Start

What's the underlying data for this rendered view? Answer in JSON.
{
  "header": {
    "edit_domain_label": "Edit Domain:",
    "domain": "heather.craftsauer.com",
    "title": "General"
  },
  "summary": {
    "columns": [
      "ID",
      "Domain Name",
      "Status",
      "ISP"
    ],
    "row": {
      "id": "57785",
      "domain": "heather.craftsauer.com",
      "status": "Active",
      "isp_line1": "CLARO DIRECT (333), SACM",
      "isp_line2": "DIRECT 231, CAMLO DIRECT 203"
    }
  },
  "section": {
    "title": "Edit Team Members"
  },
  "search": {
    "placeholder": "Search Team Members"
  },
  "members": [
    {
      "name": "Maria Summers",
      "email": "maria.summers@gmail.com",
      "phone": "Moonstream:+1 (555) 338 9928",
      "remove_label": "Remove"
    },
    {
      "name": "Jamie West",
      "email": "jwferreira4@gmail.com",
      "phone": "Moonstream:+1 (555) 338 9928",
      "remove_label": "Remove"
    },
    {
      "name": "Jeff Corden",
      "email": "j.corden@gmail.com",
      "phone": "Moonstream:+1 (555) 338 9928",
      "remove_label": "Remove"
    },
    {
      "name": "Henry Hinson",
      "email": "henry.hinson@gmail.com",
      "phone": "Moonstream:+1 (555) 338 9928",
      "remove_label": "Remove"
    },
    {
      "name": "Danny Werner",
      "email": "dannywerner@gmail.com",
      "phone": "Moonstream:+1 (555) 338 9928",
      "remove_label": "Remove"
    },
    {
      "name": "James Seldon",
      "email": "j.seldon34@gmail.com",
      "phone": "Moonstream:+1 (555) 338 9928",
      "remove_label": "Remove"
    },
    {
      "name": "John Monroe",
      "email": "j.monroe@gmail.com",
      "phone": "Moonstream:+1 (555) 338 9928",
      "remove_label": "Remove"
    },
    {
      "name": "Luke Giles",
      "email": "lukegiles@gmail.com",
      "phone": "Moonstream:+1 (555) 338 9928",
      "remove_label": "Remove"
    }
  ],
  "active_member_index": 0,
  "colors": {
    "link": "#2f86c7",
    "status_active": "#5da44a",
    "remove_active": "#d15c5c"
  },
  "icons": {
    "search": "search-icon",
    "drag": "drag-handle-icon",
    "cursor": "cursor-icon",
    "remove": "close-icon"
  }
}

End

### [Short problem]
Without omitting anything, output the entries exactly.

### [Written reply]
What's the underlying data for this rendered view? Answer in JSON.
{
  "header": {
    "edit_domain_label": "Edit Domain:",
    "domain": "heather.craftsauer.com",
    "title": "General"
  },
  "summary": {
    "columns": [
      "ID",
      "Domain Name",
      "Status",
      "ISP"
    ],
    "row": {
      "id": "57785",
      "domain": "heather.craftsauer.com",
      "status": "Active",
      "isp_line1": "CLARO DIRECT (333), SACM",
      "isp_line2": "DIRECT 231, CAMLO DIRECT 203"
    }
  },
  "section": {
    "title": "Edit Team Members"
  },
  "search": {
    "placeholder": "Search Team Members"
  },
  "members": [
    {
      "name": "Maria Summers",
      "email": "maria.summers@gmail.com",
      "phone": "Moonstream:+1 (555) 338 9928",
      "remove_label": "Remove"
    },
    {
      "name": "Jamie West",
      "email": "jwferreira4@gmail.com",
      "phone": "Moonstream:+1 (555) 338 9928",
      "remove_label": "Remove"
    },
    {
      "name": "Jeff Corden",
      "email": "j.corden@gmail.com",
      "phone": "Moonstream:+1 (555) 338 9928",
      "remove_label": "Remove"
    },
    {
      "name": "Henry Hinson",
      "email": "henry.hinson@gmail.com",
      "phone": "Moonstream:+1 (555) 338 9928",
      "remove_label": "Remove"
    },
    {
      "name": "Danny Werner",
      "email": "dannywerner@gmail.com",
      "phone": "Moonstream:+1 (555) 338 9928",
      "remove_label": "Remove"
    },
    {
      "name": "James Seldon",
      "email": "j.seldon34@gmail.com",
      "phone": "Moonstream:+1 (555) 338 9928",
      "remove_label": "Remove"
    },
    {
      "name": "John Monroe",
      "email": "j.monroe@gmail.com",
      "phone": "Moonstream:+1 (555) 338 9928",
      "remove_label": "Remove"
    },
    {
      "name": "Luke Giles",
      "email": "lukegiles@gmail.com",
      "phone": "Moonstream:+1 (555) 338 9928",
      "remove_label": "Remove"
    }
  ],
  "active_member_index": 0,
  "colors": {
    "link": "#2f86c7",
    "status_active": "#5da44a",
    "remove_active": "#d15c5c"
  },
  "icons": {
    "search": "search-icon",
    "drag": "drag-handle-icon",
    "cursor": "cursor-icon",
    "remove": "close-icon"
  }
}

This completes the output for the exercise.